● EXERCISE:
Tally the lines that contain the string "title" and give the number by itself.

Extracted data entries:
----

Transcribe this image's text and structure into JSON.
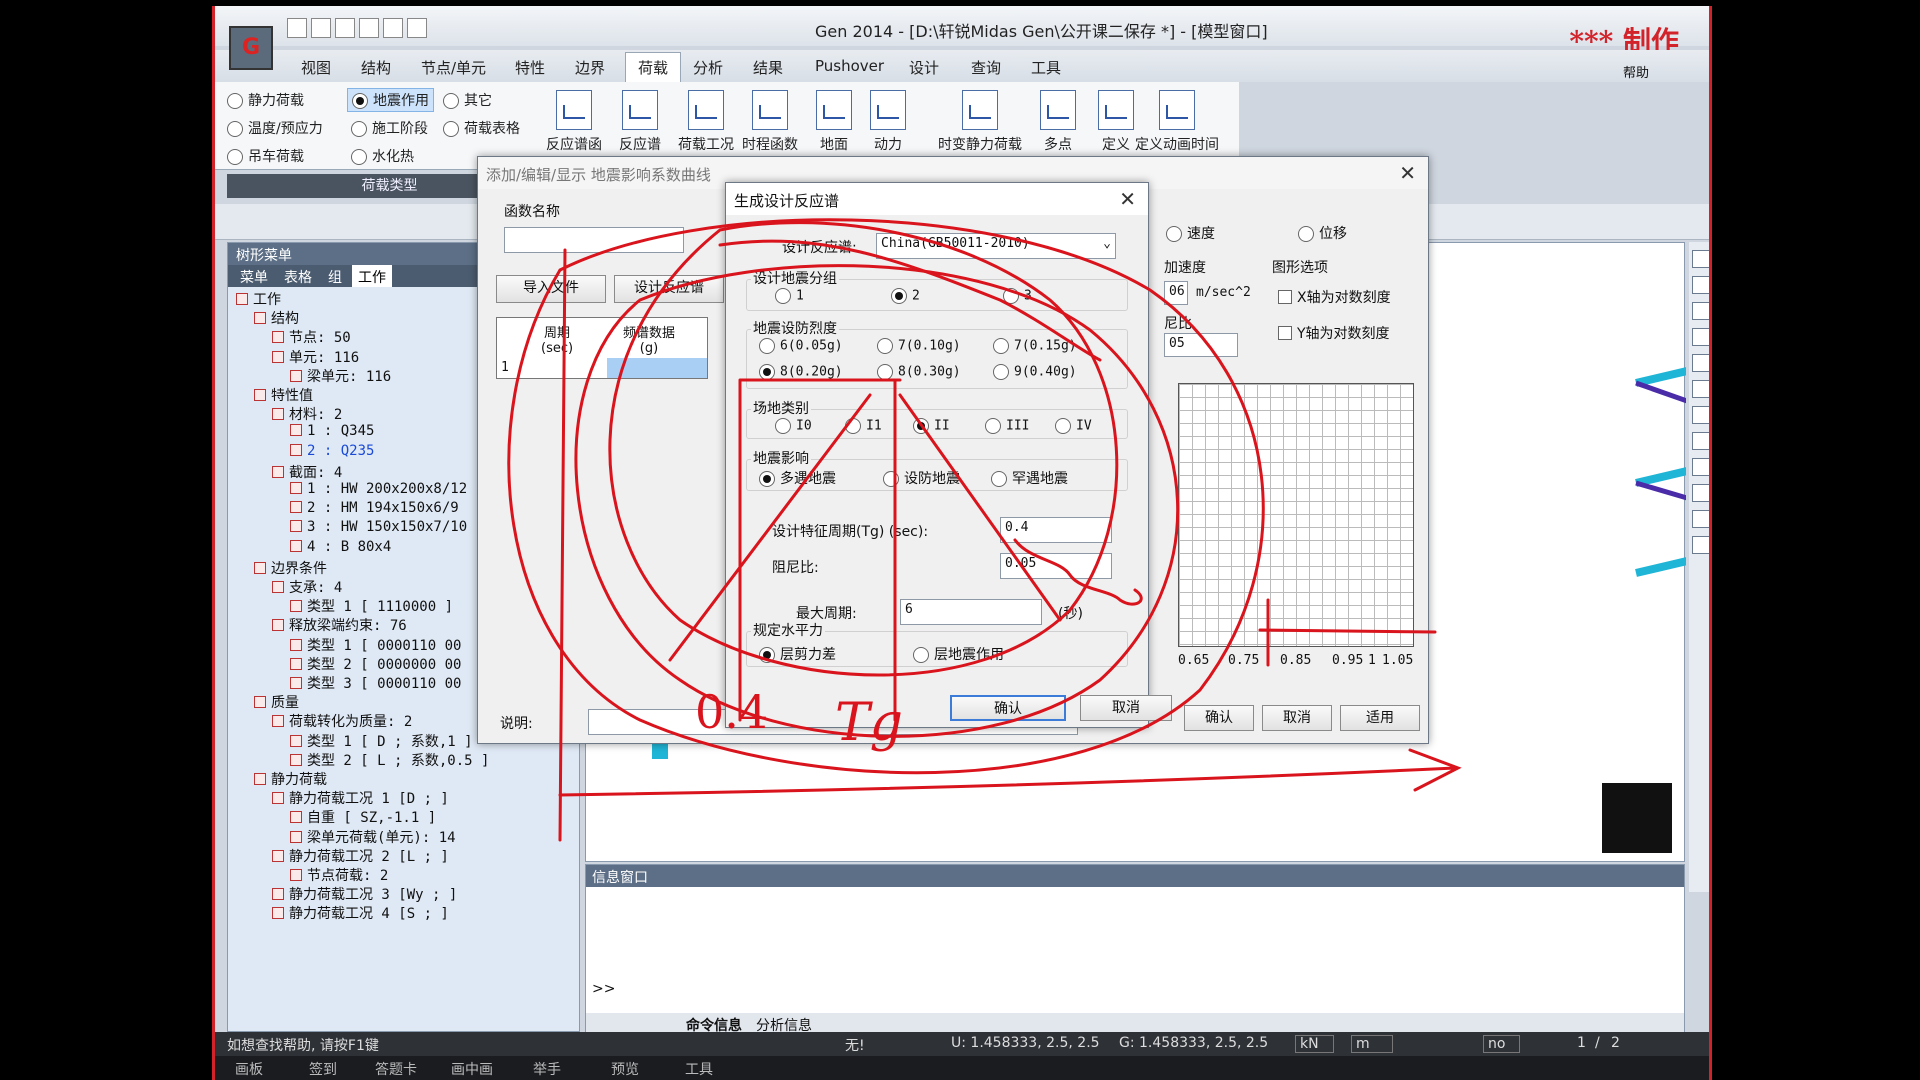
{
  "app": {
    "title": "Gen 2014 - [D:\\轩锐Midas Gen\\公开课二保存 *] - [模型窗口]",
    "watermark": "*** 制作",
    "help": "帮助",
    "logo": "G"
  },
  "ribbon_tabs": [
    "视图",
    "结构",
    "节点/单元",
    "特性",
    "边界",
    "荷载",
    "分析",
    "结果",
    "Pushover",
    "设计",
    "查询",
    "工具"
  ],
  "active_tab_index": 5,
  "load_types": {
    "options": [
      {
        "label": "静力荷载",
        "selected": false
      },
      {
        "label": "地震作用",
        "selected": true
      },
      {
        "label": "其它",
        "selected": false
      },
      {
        "label": "温度/预应力",
        "selected": false
      },
      {
        "label": "施工阶段",
        "selected": false
      },
      {
        "label": "荷载表格",
        "selected": false
      },
      {
        "label": "吊车荷载",
        "selected": false
      },
      {
        "label": "水化热",
        "selected": false
      }
    ],
    "group_label": "荷载类型"
  },
  "ribbon_buttons": [
    "反应谱函数",
    "反应谱",
    "荷载工况",
    "时程函数",
    "地面",
    "动力",
    "时变静力荷载",
    "多点",
    "定义",
    "定义动画时间"
  ],
  "tree": {
    "header": "树形菜单",
    "tabs": [
      "菜单",
      "表格",
      "组",
      "工作"
    ],
    "active_tab": 3,
    "nodes": [
      {
        "text": "工作",
        "level": 0
      },
      {
        "text": "结构",
        "level": 1
      },
      {
        "text": "节点: 50",
        "level": 2
      },
      {
        "text": "单元: 116",
        "level": 2
      },
      {
        "text": "梁单元: 116",
        "level": 3
      },
      {
        "text": "特性值",
        "level": 1
      },
      {
        "text": "材料: 2",
        "level": 2
      },
      {
        "text": "1 : Q345",
        "level": 3
      },
      {
        "text": "2 : Q235",
        "level": 3,
        "highlight": true
      },
      {
        "text": "截面: 4",
        "level": 2
      },
      {
        "text": "1 : HW 200x200x8/12",
        "level": 3
      },
      {
        "text": "2 : HM 194x150x6/9",
        "level": 3
      },
      {
        "text": "3 : HW 150x150x7/10",
        "level": 3
      },
      {
        "text": "4 : B 80x4",
        "level": 3
      },
      {
        "text": "边界条件",
        "level": 1
      },
      {
        "text": "支承: 4",
        "level": 2
      },
      {
        "text": "类型 1 [ 1110000 ]",
        "level": 3
      },
      {
        "text": "释放梁端约束: 76",
        "level": 2
      },
      {
        "text": "类型 1 [ 0000110 00",
        "level": 3
      },
      {
        "text": "类型 2 [ 0000000 00",
        "level": 3
      },
      {
        "text": "类型 3 [ 0000110 00",
        "level": 3
      },
      {
        "text": "质量",
        "level": 1
      },
      {
        "text": "荷载转化为质量: 2",
        "level": 2
      },
      {
        "text": "类型 1 [ D ; 系数,1 ]",
        "level": 3
      },
      {
        "text": "类型 2 [ L ; 系数,0.5 ]",
        "level": 3
      },
      {
        "text": "静力荷载",
        "level": 1
      },
      {
        "text": "静力荷载工况 1 [D ; ]",
        "level": 2
      },
      {
        "text": "自重 [ SZ,-1.1 ]",
        "level": 3
      },
      {
        "text": "梁单元荷载(单元): 14",
        "level": 3
      },
      {
        "text": "静力荷载工况 2 [L ; ]",
        "level": 2
      },
      {
        "text": "节点荷载: 2",
        "level": 3
      },
      {
        "text": "静力荷载工况 3 [Wy ; ]",
        "level": 2
      },
      {
        "text": "静力荷载工况 4 [S ; ]",
        "level": 2
      }
    ]
  },
  "bg_dialog": {
    "title": "添加/编辑/显示 地震影响系数曲线",
    "func_name_label": "函数名称",
    "import_btn": "导入文件",
    "design_btn": "设计反应谱",
    "table_headers": [
      "周期\n(sec)",
      "频谱数据\n(g)"
    ],
    "row_num": "1",
    "desc_label": "说明:",
    "speed_label": "速度",
    "disp_label": "位移",
    "accel_label": "加速度",
    "accel_val": "06",
    "accel_unit": "m/sec^2",
    "ratio_label": "尼比",
    "ratio_val": "05",
    "graph_opts_label": "图形选项",
    "x_log": "X轴为对数刻度",
    "y_log": "Y轴为对数刻度",
    "x_ticks": [
      "0.65",
      "0.75",
      "0.85",
      "0.95",
      "1",
      "1.05"
    ],
    "ok": "确认",
    "cancel": "取消",
    "apply": "适用"
  },
  "fg_dialog": {
    "title": "生成设计反应谱",
    "spectrum_label": "设计反应谱:",
    "spectrum_value": "China(GB50011-2010)",
    "group_label": "设计地震分组",
    "group_options": [
      {
        "label": "1",
        "on": false
      },
      {
        "label": "2",
        "on": true
      },
      {
        "label": "3",
        "on": false
      }
    ],
    "intensity_label": "地震设防烈度",
    "intensity_options": [
      {
        "label": "6(0.05g)",
        "on": false
      },
      {
        "label": "7(0.10g)",
        "on": false
      },
      {
        "label": "7(0.15g)",
        "on": false
      },
      {
        "label": "8(0.20g)",
        "on": true
      },
      {
        "label": "8(0.30g)",
        "on": false
      },
      {
        "label": "9(0.40g)",
        "on": false
      }
    ],
    "site_label": "场地类别",
    "site_options": [
      {
        "label": "I0",
        "on": false
      },
      {
        "label": "I1",
        "on": false
      },
      {
        "label": "II",
        "on": true
      },
      {
        "label": "III",
        "on": false
      },
      {
        "label": "IV",
        "on": false
      }
    ],
    "effect_label": "地震影响",
    "effect_options": [
      {
        "label": "多遇地震",
        "on": true
      },
      {
        "label": "设防地震",
        "on": false
      },
      {
        "label": "罕遇地震",
        "on": false
      }
    ],
    "tg_label": "设计特征周期(Tg) (sec):",
    "tg_value": "0.4",
    "damp_label": "阻尼比:",
    "damp_value": "0.05",
    "maxp_label": "最大周期:",
    "maxp_value": "6",
    "maxp_unit": "(秒)",
    "horiz_label": "规定水平力",
    "horiz_options": [
      {
        "label": "层剪力差",
        "on": true
      },
      {
        "label": "层地震作用",
        "on": false
      }
    ],
    "ok": "确认",
    "cancel": "取消"
  },
  "info_window": {
    "title": "信息窗口",
    "prompt": ">>",
    "tabs": [
      "命令信息",
      "分析信息"
    ]
  },
  "status_bar": {
    "help": "如想查找帮助, 请按F1键",
    "none": "无!",
    "u": "U: 1.458333, 2.5, 2.5",
    "g": "G: 1.458333, 2.5, 2.5",
    "unit_force": "kN",
    "unit_len": "m",
    "mode": "no",
    "page": "1",
    "pages": "2"
  },
  "taskbar": [
    "画板",
    "签到",
    "答题卡",
    "画中画",
    "举手",
    "预览",
    "工具"
  ],
  "annotations": [
    "0.4",
    "Tg"
  ]
}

----

● WRITTEN ANSWER:
4